## [WRITTEN TASK]
Filter the data for lines with the word "นของแก", then copy every line so identified.

Entries from a dataset
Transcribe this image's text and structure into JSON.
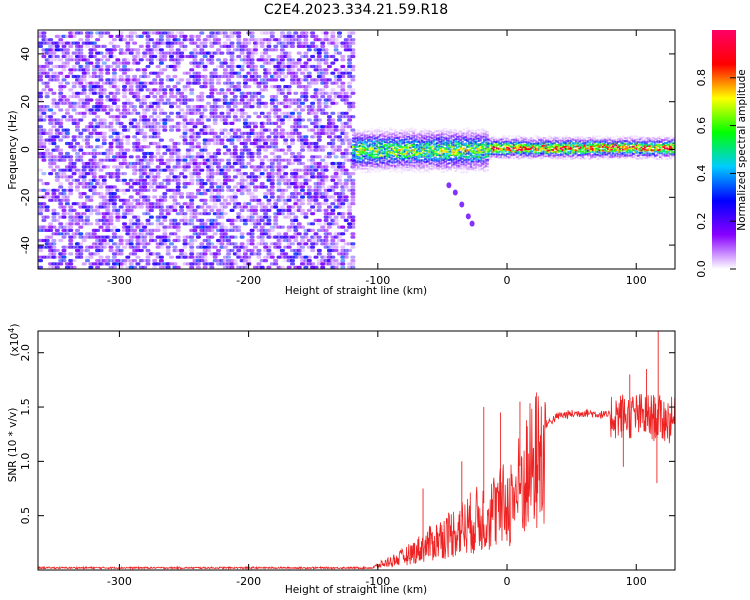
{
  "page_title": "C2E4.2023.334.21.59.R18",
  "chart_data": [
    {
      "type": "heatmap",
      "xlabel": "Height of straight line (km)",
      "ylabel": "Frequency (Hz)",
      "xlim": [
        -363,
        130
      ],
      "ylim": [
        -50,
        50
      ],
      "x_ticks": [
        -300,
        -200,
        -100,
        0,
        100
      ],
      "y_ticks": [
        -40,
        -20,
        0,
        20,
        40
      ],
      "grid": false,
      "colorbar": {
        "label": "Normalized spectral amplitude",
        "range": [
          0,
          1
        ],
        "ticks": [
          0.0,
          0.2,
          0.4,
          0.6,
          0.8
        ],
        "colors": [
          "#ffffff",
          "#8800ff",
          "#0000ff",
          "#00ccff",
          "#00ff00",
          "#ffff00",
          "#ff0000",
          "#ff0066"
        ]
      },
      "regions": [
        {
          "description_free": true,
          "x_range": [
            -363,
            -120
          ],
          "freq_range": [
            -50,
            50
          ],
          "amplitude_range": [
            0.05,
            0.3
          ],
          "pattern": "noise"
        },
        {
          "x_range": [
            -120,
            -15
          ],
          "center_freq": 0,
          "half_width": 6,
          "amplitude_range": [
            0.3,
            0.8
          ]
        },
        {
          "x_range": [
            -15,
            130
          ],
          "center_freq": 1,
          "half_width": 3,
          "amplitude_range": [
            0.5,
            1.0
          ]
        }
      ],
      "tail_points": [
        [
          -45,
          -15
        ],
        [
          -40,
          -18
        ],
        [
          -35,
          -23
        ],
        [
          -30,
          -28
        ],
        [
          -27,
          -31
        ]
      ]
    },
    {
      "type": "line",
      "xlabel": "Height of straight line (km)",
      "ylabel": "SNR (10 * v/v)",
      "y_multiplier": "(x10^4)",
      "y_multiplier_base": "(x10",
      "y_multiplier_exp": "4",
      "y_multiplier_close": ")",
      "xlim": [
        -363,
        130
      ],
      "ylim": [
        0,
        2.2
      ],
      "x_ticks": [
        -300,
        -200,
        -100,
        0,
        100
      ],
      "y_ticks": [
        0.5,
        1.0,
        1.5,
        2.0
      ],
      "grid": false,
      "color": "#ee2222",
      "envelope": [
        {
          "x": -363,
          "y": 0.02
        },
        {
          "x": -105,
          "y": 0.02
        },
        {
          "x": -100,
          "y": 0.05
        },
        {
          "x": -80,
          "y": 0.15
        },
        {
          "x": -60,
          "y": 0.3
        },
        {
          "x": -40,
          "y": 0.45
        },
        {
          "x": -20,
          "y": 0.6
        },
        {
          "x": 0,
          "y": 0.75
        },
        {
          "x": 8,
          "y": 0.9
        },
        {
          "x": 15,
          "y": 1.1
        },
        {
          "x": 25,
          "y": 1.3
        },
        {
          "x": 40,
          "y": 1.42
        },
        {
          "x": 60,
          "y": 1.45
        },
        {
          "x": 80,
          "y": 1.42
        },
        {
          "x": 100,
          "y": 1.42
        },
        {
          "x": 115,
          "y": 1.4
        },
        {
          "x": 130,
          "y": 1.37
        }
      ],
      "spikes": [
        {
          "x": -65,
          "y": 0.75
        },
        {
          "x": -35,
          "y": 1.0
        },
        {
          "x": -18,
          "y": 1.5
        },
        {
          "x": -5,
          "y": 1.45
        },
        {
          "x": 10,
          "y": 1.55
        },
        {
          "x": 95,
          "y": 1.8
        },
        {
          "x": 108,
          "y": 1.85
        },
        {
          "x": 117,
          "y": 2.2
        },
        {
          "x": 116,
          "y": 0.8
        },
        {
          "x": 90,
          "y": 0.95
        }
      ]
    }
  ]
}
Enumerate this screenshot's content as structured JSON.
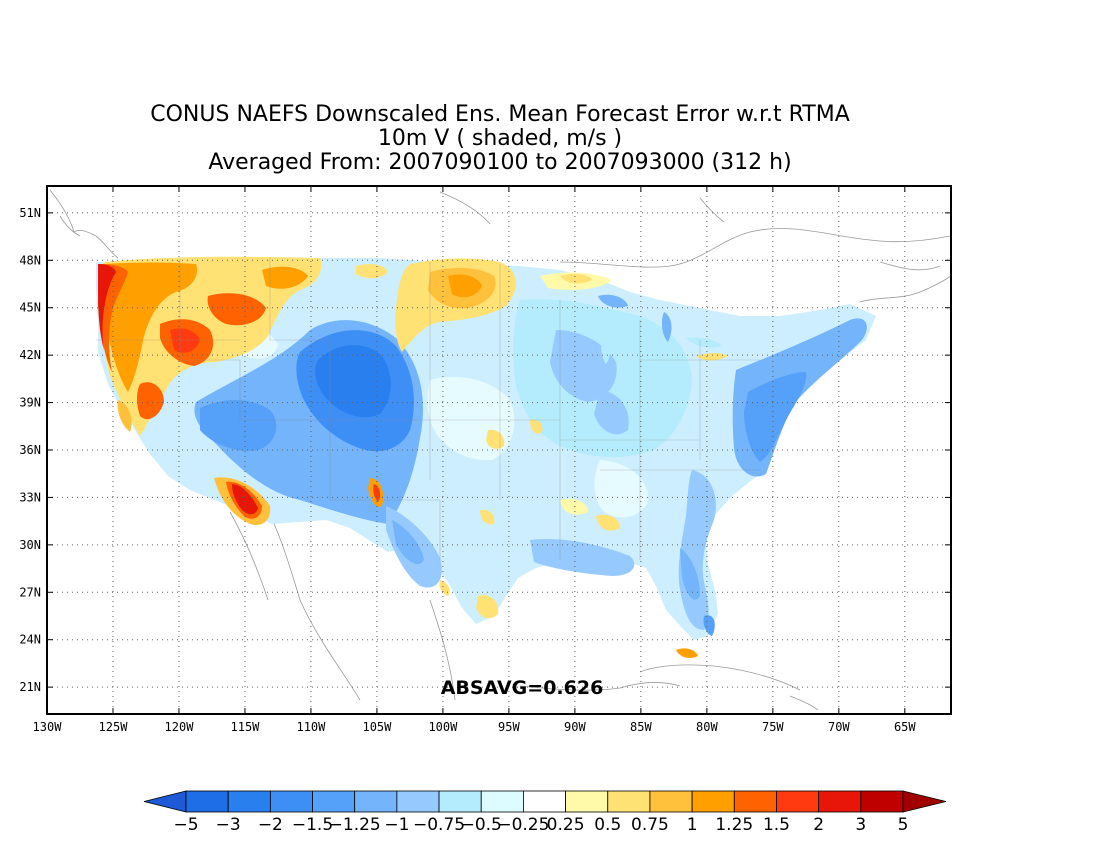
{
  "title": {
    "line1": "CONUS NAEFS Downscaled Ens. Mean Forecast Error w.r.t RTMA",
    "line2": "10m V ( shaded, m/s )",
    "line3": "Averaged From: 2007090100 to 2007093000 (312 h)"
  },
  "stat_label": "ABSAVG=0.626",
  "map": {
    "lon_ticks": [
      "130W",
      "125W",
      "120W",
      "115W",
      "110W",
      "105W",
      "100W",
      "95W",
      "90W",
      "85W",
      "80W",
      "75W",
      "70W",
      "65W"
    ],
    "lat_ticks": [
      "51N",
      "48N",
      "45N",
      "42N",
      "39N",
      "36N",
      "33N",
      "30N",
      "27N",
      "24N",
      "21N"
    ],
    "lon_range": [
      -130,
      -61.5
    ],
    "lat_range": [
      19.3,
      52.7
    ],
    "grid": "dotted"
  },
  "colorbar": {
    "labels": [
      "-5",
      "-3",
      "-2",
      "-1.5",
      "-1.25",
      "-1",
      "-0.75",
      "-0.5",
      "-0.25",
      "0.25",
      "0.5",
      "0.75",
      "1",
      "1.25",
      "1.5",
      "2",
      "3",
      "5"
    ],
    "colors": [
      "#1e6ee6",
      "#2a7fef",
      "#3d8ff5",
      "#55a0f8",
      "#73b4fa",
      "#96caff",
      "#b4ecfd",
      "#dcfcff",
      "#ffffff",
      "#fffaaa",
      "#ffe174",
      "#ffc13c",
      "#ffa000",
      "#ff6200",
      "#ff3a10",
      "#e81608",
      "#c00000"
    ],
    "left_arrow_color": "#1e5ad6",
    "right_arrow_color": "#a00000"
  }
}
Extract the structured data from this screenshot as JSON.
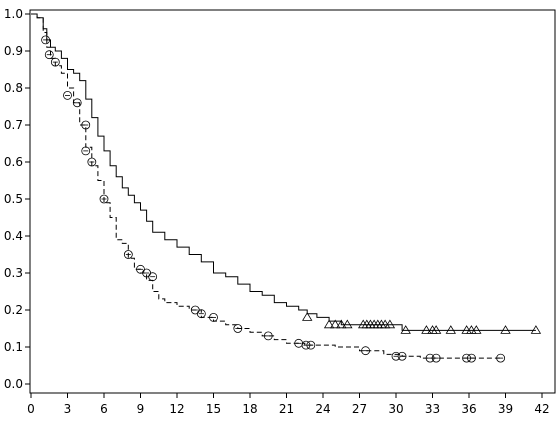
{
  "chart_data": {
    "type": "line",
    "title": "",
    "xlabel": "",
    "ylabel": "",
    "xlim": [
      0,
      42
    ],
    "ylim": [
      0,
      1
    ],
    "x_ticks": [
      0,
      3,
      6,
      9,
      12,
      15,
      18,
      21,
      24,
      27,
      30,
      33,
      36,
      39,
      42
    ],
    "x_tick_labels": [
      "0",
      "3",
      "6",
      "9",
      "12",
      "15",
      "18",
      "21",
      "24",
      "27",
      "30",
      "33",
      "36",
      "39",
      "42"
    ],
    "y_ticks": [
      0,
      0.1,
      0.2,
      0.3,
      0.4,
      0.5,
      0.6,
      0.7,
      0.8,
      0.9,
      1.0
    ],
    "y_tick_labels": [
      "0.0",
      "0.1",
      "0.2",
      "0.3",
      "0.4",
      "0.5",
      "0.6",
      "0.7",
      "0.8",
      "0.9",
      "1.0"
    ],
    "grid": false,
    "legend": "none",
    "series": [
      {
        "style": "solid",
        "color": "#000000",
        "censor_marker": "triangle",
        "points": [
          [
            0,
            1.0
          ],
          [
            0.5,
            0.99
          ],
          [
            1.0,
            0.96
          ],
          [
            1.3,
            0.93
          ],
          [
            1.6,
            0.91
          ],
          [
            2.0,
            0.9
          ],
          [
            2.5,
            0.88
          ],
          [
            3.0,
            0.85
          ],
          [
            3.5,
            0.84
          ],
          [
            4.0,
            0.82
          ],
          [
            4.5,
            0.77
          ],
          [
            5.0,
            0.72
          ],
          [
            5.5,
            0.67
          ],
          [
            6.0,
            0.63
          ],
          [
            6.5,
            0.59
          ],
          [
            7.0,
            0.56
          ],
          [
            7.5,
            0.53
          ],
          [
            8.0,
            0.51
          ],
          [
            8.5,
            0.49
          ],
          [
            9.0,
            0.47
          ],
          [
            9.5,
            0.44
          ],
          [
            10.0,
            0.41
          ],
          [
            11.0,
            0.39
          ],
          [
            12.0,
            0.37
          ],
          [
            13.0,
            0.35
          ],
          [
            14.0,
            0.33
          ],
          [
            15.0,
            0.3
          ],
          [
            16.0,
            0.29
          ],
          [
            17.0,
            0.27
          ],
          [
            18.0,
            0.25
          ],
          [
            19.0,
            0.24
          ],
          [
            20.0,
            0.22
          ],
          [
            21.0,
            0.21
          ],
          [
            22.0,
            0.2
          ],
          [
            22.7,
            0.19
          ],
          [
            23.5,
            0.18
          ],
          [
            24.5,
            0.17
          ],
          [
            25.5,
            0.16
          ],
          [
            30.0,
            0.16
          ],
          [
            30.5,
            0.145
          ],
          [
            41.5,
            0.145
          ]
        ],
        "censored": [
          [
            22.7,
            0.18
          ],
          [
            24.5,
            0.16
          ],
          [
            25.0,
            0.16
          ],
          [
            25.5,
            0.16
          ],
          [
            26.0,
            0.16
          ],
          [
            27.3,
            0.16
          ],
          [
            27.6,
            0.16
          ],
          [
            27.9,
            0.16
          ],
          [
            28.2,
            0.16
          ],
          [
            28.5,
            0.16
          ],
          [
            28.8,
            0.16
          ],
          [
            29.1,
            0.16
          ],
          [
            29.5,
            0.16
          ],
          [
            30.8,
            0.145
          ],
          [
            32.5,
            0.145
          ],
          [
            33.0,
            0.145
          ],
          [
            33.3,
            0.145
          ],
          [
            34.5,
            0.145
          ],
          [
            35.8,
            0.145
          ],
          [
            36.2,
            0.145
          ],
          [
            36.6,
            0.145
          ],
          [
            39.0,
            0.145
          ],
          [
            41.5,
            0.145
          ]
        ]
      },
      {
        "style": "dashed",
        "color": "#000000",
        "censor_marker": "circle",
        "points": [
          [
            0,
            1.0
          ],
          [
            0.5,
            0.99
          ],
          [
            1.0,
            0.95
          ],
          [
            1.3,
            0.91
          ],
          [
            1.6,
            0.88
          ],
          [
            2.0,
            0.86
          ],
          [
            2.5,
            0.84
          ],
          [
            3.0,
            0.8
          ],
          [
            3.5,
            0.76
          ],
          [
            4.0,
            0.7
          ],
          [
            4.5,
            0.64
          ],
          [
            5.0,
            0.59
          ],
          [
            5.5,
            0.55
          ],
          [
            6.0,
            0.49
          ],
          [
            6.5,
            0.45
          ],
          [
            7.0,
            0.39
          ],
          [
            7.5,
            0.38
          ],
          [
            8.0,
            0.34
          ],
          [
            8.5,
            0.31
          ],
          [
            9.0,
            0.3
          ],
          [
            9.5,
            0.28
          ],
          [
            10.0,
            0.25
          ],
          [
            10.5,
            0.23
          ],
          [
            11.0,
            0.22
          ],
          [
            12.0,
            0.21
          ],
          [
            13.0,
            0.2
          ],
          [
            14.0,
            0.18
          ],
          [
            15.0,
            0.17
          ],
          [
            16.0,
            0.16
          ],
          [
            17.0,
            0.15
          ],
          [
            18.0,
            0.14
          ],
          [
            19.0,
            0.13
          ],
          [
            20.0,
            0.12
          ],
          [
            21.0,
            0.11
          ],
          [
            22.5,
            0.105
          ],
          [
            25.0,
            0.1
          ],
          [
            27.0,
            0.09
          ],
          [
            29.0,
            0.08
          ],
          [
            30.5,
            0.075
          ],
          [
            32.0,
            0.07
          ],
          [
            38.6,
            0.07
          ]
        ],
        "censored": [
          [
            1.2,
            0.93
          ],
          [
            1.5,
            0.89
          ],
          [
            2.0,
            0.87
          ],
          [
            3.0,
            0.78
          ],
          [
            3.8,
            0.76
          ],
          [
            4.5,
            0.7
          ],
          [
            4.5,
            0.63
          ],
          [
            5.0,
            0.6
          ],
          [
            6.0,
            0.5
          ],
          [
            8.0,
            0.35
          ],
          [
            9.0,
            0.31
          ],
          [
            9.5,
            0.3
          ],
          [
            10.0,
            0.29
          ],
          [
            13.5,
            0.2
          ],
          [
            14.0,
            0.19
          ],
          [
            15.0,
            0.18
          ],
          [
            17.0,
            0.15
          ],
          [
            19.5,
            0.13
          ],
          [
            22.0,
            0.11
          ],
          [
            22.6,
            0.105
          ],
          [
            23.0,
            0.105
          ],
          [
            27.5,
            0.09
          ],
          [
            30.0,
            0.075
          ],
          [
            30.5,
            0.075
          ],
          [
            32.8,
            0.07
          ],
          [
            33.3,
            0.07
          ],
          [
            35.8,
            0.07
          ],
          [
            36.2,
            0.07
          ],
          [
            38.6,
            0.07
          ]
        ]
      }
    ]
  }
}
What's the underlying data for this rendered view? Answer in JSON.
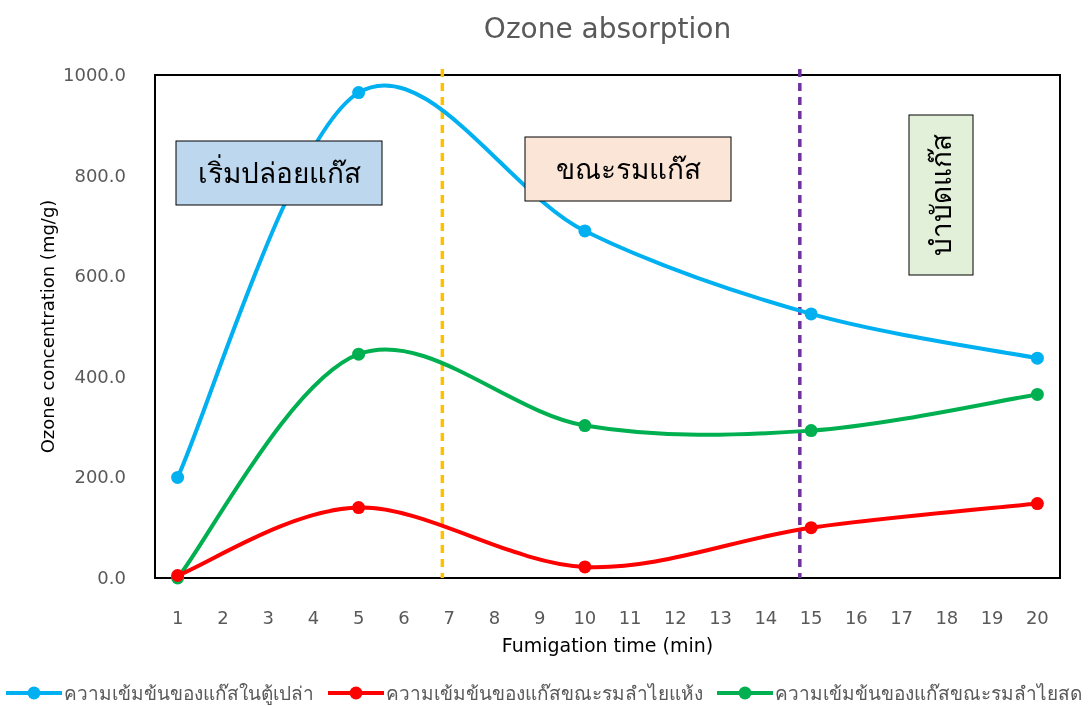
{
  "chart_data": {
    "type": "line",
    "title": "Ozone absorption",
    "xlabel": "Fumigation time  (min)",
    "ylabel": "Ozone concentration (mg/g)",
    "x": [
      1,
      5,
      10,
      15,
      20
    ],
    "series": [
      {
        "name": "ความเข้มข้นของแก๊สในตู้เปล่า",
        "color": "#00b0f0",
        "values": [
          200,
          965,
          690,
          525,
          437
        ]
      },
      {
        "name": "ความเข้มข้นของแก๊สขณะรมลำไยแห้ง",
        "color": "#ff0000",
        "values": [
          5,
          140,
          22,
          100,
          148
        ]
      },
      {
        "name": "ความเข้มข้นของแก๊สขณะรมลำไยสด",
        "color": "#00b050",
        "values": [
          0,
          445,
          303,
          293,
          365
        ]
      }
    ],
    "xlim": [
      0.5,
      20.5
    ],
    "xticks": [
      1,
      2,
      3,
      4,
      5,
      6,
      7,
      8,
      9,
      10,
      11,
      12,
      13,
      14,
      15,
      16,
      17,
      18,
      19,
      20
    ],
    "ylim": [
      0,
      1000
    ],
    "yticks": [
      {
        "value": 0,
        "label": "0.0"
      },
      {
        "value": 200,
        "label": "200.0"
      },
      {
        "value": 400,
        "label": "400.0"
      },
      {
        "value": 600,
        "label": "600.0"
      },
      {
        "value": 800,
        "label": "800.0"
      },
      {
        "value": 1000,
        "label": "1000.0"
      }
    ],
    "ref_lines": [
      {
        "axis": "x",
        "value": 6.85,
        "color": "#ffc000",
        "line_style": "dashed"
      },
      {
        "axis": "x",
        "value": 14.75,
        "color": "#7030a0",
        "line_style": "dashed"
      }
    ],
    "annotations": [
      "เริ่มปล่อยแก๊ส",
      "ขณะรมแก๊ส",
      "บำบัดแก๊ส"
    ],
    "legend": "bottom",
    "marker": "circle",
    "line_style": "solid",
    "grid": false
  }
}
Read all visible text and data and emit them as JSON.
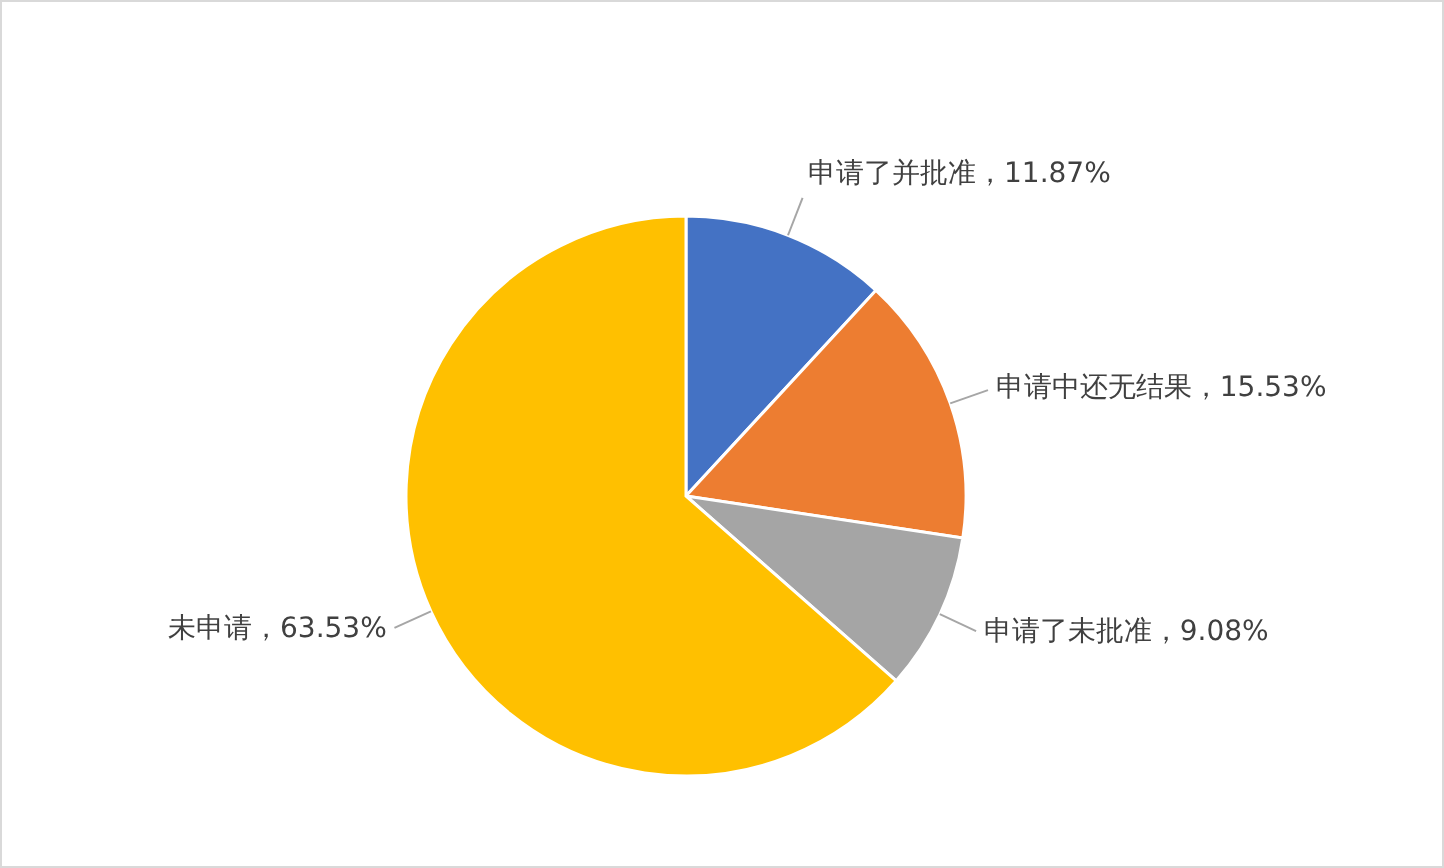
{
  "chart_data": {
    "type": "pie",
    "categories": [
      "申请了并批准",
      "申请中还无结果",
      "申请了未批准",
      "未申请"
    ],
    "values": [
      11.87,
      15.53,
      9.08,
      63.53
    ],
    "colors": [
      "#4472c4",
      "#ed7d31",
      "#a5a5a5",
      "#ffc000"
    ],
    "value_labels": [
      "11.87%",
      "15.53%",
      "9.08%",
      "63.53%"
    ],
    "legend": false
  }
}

## [THE ANSWER]
        "name": "ความเข้มข้นของแก๊สในตู้เปล่า",
        "name": "ความเข้มข้นของแก๊สขณะรมลำไยแห้ง",
        "name": "ความเข้มข้นของแก๊สขณะรมลำไยสด",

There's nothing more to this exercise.